Output each entry verbatim and exclude every picture from it.

**Record extracts**
****************************************

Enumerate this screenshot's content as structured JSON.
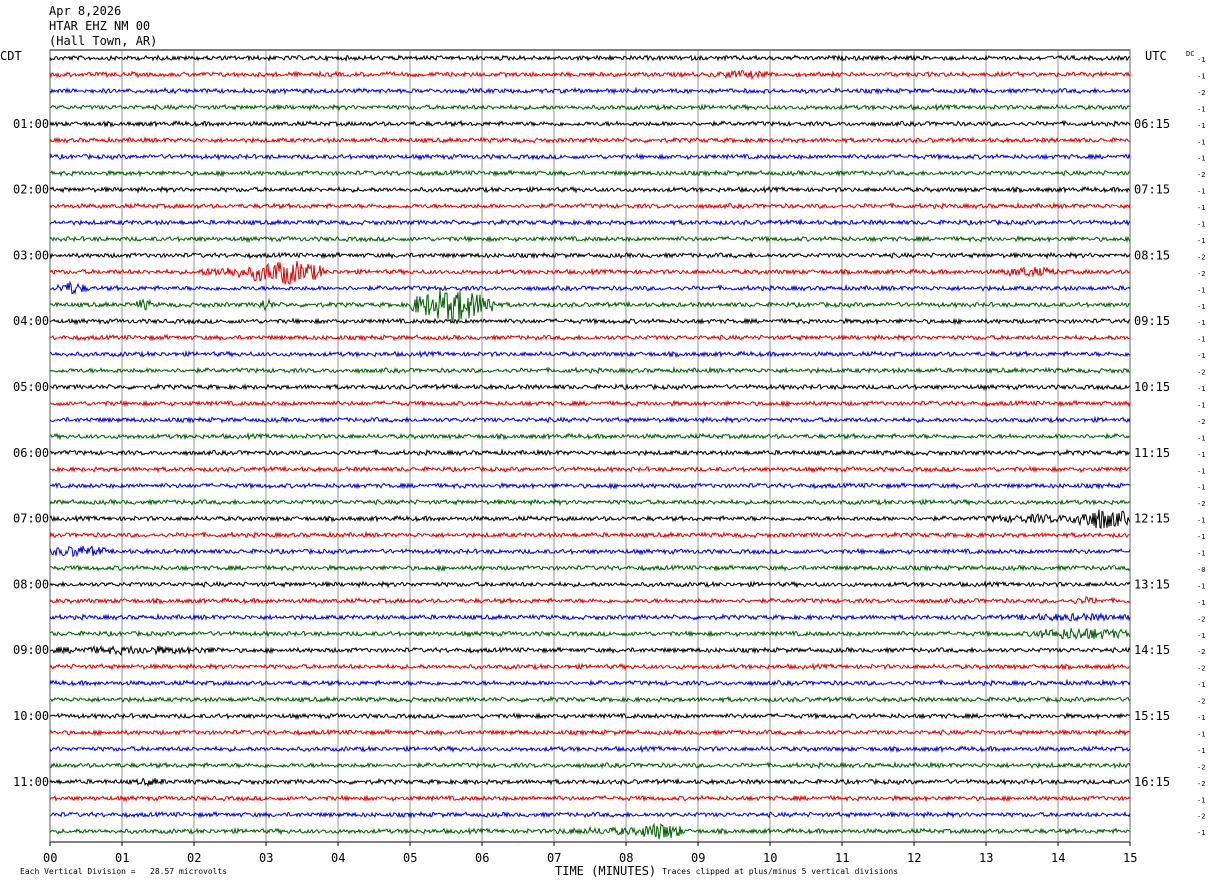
{
  "header": {
    "date": "Apr 8,2026",
    "station": "HTAR EHZ NM 00",
    "location": "(Hall Town, AR)"
  },
  "left_tz": "CDT",
  "right_tz": "UTC",
  "dc_label": "DC",
  "footer": {
    "left": "Each Vertical Division =   28.57 microvolts",
    "center": "TIME (MINUTES)",
    "right": "Traces clipped at plus/minus 5 vertical divisions"
  },
  "chart_data": {
    "type": "line",
    "title": "",
    "xlabel": "TIME (MINUTES)",
    "ylabel": "",
    "xlim": [
      0,
      15
    ],
    "x_ticks": [
      "00",
      "01",
      "02",
      "03",
      "04",
      "05",
      "06",
      "07",
      "08",
      "09",
      "10",
      "11",
      "12",
      "13",
      "14",
      "15"
    ],
    "trace_minutes": 15,
    "trace_count": 48,
    "trace_colors": [
      "#000000",
      "#e00000",
      "#0000e0",
      "#006000"
    ],
    "left_hour_labels": [
      "01:00",
      "02:00",
      "03:00",
      "04:00",
      "05:00",
      "06:00",
      "07:00",
      "08:00",
      "09:00",
      "10:00",
      "11:00"
    ],
    "right_hour_labels": [
      "06:15",
      "07:15",
      "08:15",
      "09:15",
      "10:15",
      "11:15",
      "12:15",
      "13:15",
      "14:15",
      "15:15",
      "16:15"
    ],
    "dc_offsets": [
      "-1",
      "-1",
      "-2",
      "-1",
      "-1",
      "-1",
      "-1",
      "-2",
      "-1",
      "-1",
      "-1",
      "-1",
      "-2",
      "-2",
      "-1",
      "-1",
      "-1",
      "-1",
      "-1",
      "-2",
      "-1",
      "-1",
      "-2",
      "-1",
      "-1",
      "-1",
      "-1",
      "-2",
      "-1",
      "-1",
      "-1",
      "-0",
      "-1",
      "-1",
      "-2",
      "-1",
      "-2",
      "-2",
      "-1",
      "-2",
      "-1",
      "-1",
      "-1",
      "-2",
      "-2",
      "-1",
      "-2",
      "-1"
    ],
    "clip_divisions": 5,
    "microvolts_per_division": 28.57,
    "events": [
      {
        "trace": 1,
        "start_min": 9.2,
        "end_min": 10.0,
        "amplitude": 0.7
      },
      {
        "trace": 13,
        "start_min": 2.1,
        "end_min": 3.0,
        "amplitude": 1.2
      },
      {
        "trace": 13,
        "start_min": 2.8,
        "end_min": 3.8,
        "amplitude": 3.5
      },
      {
        "trace": 13,
        "start_min": 13.2,
        "end_min": 14.0,
        "amplitude": 1.0
      },
      {
        "trace": 14,
        "start_min": 0.1,
        "end_min": 0.5,
        "amplitude": 1.6
      },
      {
        "trace": 15,
        "start_min": 1.2,
        "end_min": 1.4,
        "amplitude": 1.3
      },
      {
        "trace": 15,
        "start_min": 2.9,
        "end_min": 3.1,
        "amplitude": 1.6
      },
      {
        "trace": 15,
        "start_min": 5.0,
        "end_min": 6.2,
        "amplitude": 5.0
      },
      {
        "trace": 28,
        "start_min": 13.0,
        "end_min": 14.4,
        "amplitude": 0.8
      },
      {
        "trace": 28,
        "start_min": 14.2,
        "end_min": 15.0,
        "amplitude": 3.0
      },
      {
        "trace": 30,
        "start_min": 0.0,
        "end_min": 0.8,
        "amplitude": 1.3
      },
      {
        "trace": 33,
        "start_min": 14.2,
        "end_min": 14.6,
        "amplitude": 0.6
      },
      {
        "trace": 34,
        "start_min": 13.4,
        "end_min": 15.0,
        "amplitude": 0.6
      },
      {
        "trace": 35,
        "start_min": 13.6,
        "end_min": 15.0,
        "amplitude": 1.4
      },
      {
        "trace": 36,
        "start_min": 0.0,
        "end_min": 2.4,
        "amplitude": 0.7
      },
      {
        "trace": 44,
        "start_min": 1.2,
        "end_min": 1.6,
        "amplitude": 0.6
      },
      {
        "trace": 47,
        "start_min": 7.0,
        "end_min": 8.8,
        "amplitude": 0.6
      },
      {
        "trace": 47,
        "start_min": 8.2,
        "end_min": 8.8,
        "amplitude": 1.8
      }
    ]
  }
}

****************************************

**Expected output**
Enumerate this screenshot's content as structured JSON.
{
  "header": {
    "date": "Apr 8,2026",
    "station": "HTAR EHZ NM 00",
    "location": "(Hall Town, AR)"
  },
  "left_tz": "CDT",
  "right_tz": "UTC",
  "dc_label": "DC",
  "footer": {
    "left": "Each Vertical Division =   28.57 microvolts",
    "center": "TIME (MINUTES)",
    "right": "Traces clipped at plus/minus 5 vertical divisions"
  },
  "chart_data": {
    "type": "line",
    "title": "",
    "xlabel": "TIME (MINUTES)",
    "ylabel": "",
    "xlim": [
      0,
      15
    ],
    "x_ticks": [
      "00",
      "01",
      "02",
      "03",
      "04",
      "05",
      "06",
      "07",
      "08",
      "09",
      "10",
      "11",
      "12",
      "13",
      "14",
      "15"
    ],
    "trace_minutes": 15,
    "trace_count": 48,
    "trace_colors": [
      "#000000",
      "#e00000",
      "#0000e0",
      "#006000"
    ],
    "left_hour_labels": [
      "01:00",
      "02:00",
      "03:00",
      "04:00",
      "05:00",
      "06:00",
      "07:00",
      "08:00",
      "09:00",
      "10:00",
      "11:00"
    ],
    "right_hour_labels": [
      "06:15",
      "07:15",
      "08:15",
      "09:15",
      "10:15",
      "11:15",
      "12:15",
      "13:15",
      "14:15",
      "15:15",
      "16:15"
    ],
    "dc_offsets": [
      "-1",
      "-1",
      "-2",
      "-1",
      "-1",
      "-1",
      "-1",
      "-2",
      "-1",
      "-1",
      "-1",
      "-1",
      "-2",
      "-2",
      "-1",
      "-1",
      "-1",
      "-1",
      "-1",
      "-2",
      "-1",
      "-1",
      "-2",
      "-1",
      "-1",
      "-1",
      "-1",
      "-2",
      "-1",
      "-1",
      "-1",
      "-0",
      "-1",
      "-1",
      "-2",
      "-1",
      "-2",
      "-2",
      "-1",
      "-2",
      "-1",
      "-1",
      "-1",
      "-2",
      "-2",
      "-1",
      "-2",
      "-1"
    ],
    "clip_divisions": 5,
    "microvolts_per_division": 28.57,
    "events": [
      {
        "trace": 1,
        "start_min": 9.2,
        "end_min": 10.0,
        "amplitude": 0.7
      },
      {
        "trace": 13,
        "start_min": 2.1,
        "end_min": 3.0,
        "amplitude": 1.2
      },
      {
        "trace": 13,
        "start_min": 2.8,
        "end_min": 3.8,
        "amplitude": 3.5
      },
      {
        "trace": 13,
        "start_min": 13.2,
        "end_min": 14.0,
        "amplitude": 1.0
      },
      {
        "trace": 14,
        "start_min": 0.1,
        "end_min": 0.5,
        "amplitude": 1.6
      },
      {
        "trace": 15,
        "start_min": 1.2,
        "end_min": 1.4,
        "amplitude": 1.3
      },
      {
        "trace": 15,
        "start_min": 2.9,
        "end_min": 3.1,
        "amplitude": 1.6
      },
      {
        "trace": 15,
        "start_min": 5.0,
        "end_min": 6.2,
        "amplitude": 5.0
      },
      {
        "trace": 28,
        "start_min": 13.0,
        "end_min": 14.4,
        "amplitude": 0.8
      },
      {
        "trace": 28,
        "start_min": 14.2,
        "end_min": 15.0,
        "amplitude": 3.0
      },
      {
        "trace": 30,
        "start_min": 0.0,
        "end_min": 0.8,
        "amplitude": 1.3
      },
      {
        "trace": 33,
        "start_min": 14.2,
        "end_min": 14.6,
        "amplitude": 0.6
      },
      {
        "trace": 34,
        "start_min": 13.4,
        "end_min": 15.0,
        "amplitude": 0.6
      },
      {
        "trace": 35,
        "start_min": 13.6,
        "end_min": 15.0,
        "amplitude": 1.4
      },
      {
        "trace": 36,
        "start_min": 0.0,
        "end_min": 2.4,
        "amplitude": 0.7
      },
      {
        "trace": 44,
        "start_min": 1.2,
        "end_min": 1.6,
        "amplitude": 0.6
      },
      {
        "trace": 47,
        "start_min": 7.0,
        "end_min": 8.8,
        "amplitude": 0.6
      },
      {
        "trace": 47,
        "start_min": 8.2,
        "end_min": 8.8,
        "amplitude": 1.8
      }
    ]
  }
}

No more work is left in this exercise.